Listed records:
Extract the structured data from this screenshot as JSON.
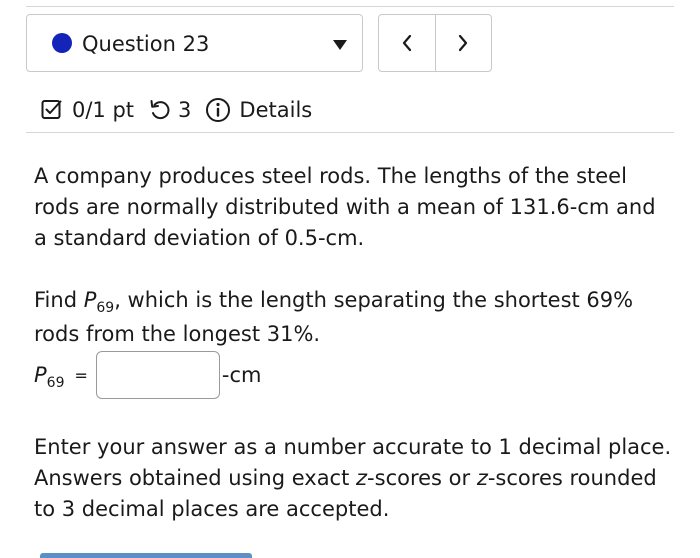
{
  "header": {
    "question_label": "Question 23",
    "status_color": "#1424b8",
    "dropdown_icon": "caret-down-icon",
    "nav": {
      "prev_icon": "chevron-left-icon",
      "next_icon": "chevron-right-icon"
    }
  },
  "meta": {
    "score_icon": "checkbox-edit-icon",
    "score": "0/1 pt",
    "retry_icon": "retry-icon",
    "attempts": "3",
    "info_icon": "info-icon",
    "details_label": "Details"
  },
  "problem": {
    "intro": "A company produces steel rods. The lengths of the steel rods are normally distributed with a mean of 131.6-cm and a standard deviation of 0.5-cm.",
    "find_prefix": "Find ",
    "find_var": "P",
    "find_sub": "69",
    "find_suffix": ", which is the length separating the shortest 69% rods from the longest 31%.",
    "answer_var": "P",
    "answer_sub": "69",
    "answer_equals": "=",
    "answer_value": "",
    "answer_unit": "-cm",
    "instructions_1": "Enter your answer as a number accurate to 1 decimal place. Answers obtained using exact ",
    "instructions_z1": "z",
    "instructions_2": "-scores or ",
    "instructions_z2": "z",
    "instructions_3": "-scores rounded to 3 decimal places are accepted."
  },
  "colors": {
    "accent": "#1424b8",
    "border": "#c9c9c9",
    "bottom_bar": "#5b8fc6"
  }
}
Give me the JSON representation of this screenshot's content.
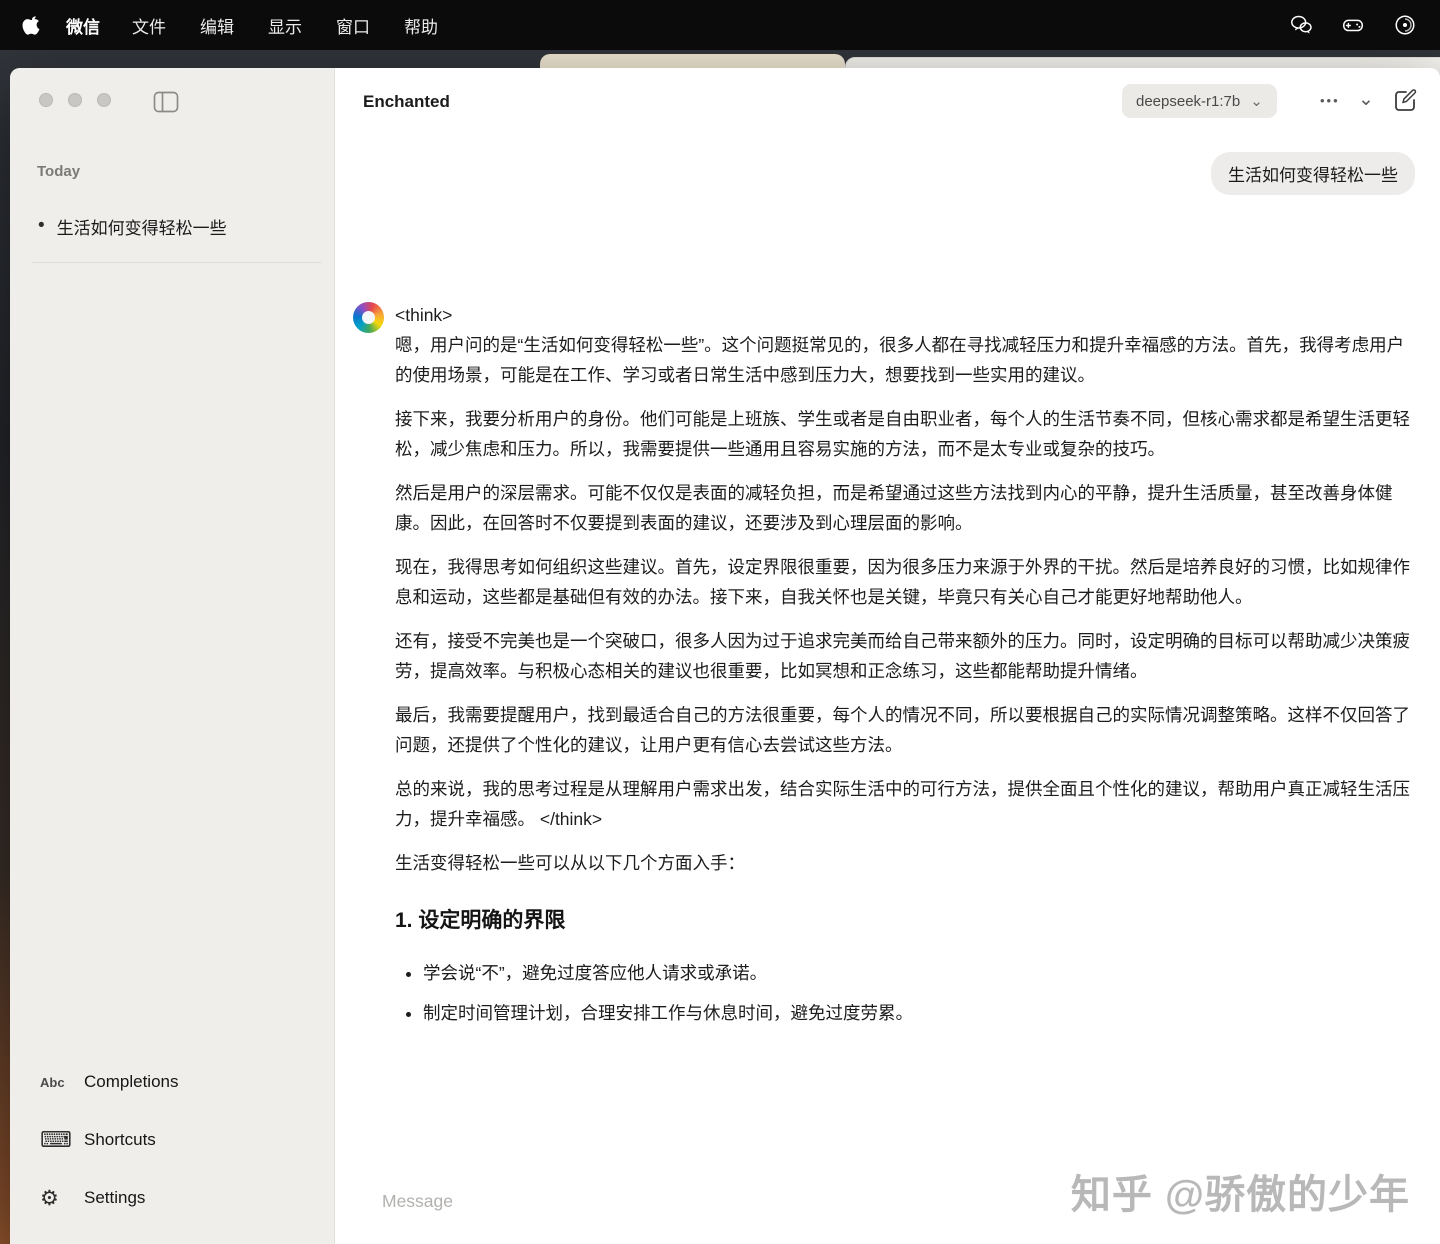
{
  "menubar": {
    "app_name": "微信",
    "menus": [
      "文件",
      "编辑",
      "显示",
      "窗口",
      "帮助"
    ]
  },
  "sidebar": {
    "section_label": "Today",
    "conversation_title": "生活如何变得轻松一些",
    "footer": {
      "completions": "Completions",
      "shortcuts": "Shortcuts",
      "settings": "Settings"
    }
  },
  "header": {
    "title": "Enchanted",
    "model": "deepseek-r1:7b"
  },
  "chat": {
    "user_message": "生活如何变得轻松一些",
    "assistant": {
      "think_open": "<think>",
      "paragraphs": [
        "嗯，用户问的是“生活如何变得轻松一些”。这个问题挺常见的，很多人都在寻找减轻压力和提升幸福感的方法。首先，我得考虑用户的使用场景，可能是在工作、学习或者日常生活中感到压力大，想要找到一些实用的建议。",
        "接下来，我要分析用户的身份。他们可能是上班族、学生或者是自由职业者，每个人的生活节奏不同，但核心需求都是希望生活更轻松，减少焦虑和压力。所以，我需要提供一些通用且容易实施的方法，而不是太专业或复杂的技巧。",
        "然后是用户的深层需求。可能不仅仅是表面的减轻负担，而是希望通过这些方法找到内心的平静，提升生活质量，甚至改善身体健康。因此，在回答时不仅要提到表面的建议，还要涉及到心理层面的影响。",
        "现在，我得思考如何组织这些建议。首先，设定界限很重要，因为很多压力来源于外界的干扰。然后是培养良好的习惯，比如规律作息和运动，这些都是基础但有效的办法。接下来，自我关怀也是关键，毕竟只有关心自己才能更好地帮助他人。",
        "还有，接受不完美也是一个突破口，很多人因为过于追求完美而给自己带来额外的压力。同时，设定明确的目标可以帮助减少决策疲劳，提高效率。与积极心态相关的建议也很重要，比如冥想和正念练习，这些都能帮助提升情绪。",
        "最后，我需要提醒用户，找到最适合自己的方法很重要，每个人的情况不同，所以要根据自己的实际情况调整策略。这样不仅回答了问题，还提供了个性化的建议，让用户更有信心去尝试这些方法。",
        "总的来说，我的思考过程是从理解用户需求出发，结合实际生活中的可行方法，提供全面且个性化的建议，帮助用户真正减轻生活压力，提升幸福感。 </think>"
      ],
      "outro": "生活变得轻松一些可以从以下几个方面入手：",
      "heading": "1. 设定明确的界限",
      "bullets": [
        "学会说“不”，避免过度答应他人请求或承诺。",
        "制定时间管理计划，合理安排工作与休息时间，避免过度劳累。"
      ]
    }
  },
  "composer": {
    "placeholder": "Message"
  },
  "watermark": "知乎 @骄傲的少年",
  "icons": {
    "abc_glyph": "Abc",
    "keyboard_glyph": "⌨",
    "gear_glyph": "⚙",
    "ellipsis_glyph": "•••",
    "chevron_glyph": "⌄"
  },
  "colors": {
    "menubar_bg": "#0b0b0c",
    "sidebar_bg": "#f0eeeb",
    "pill_bg": "#eceae7",
    "bubble_bg": "#edecea"
  }
}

Brief: Consider the entries above and return each line with the string "from".

Answer to the task:
Extract the structured data from this screenshot as JSON.
    "find_suffix": ", which is the length separating the shortest 69% rods from the longest 31%.",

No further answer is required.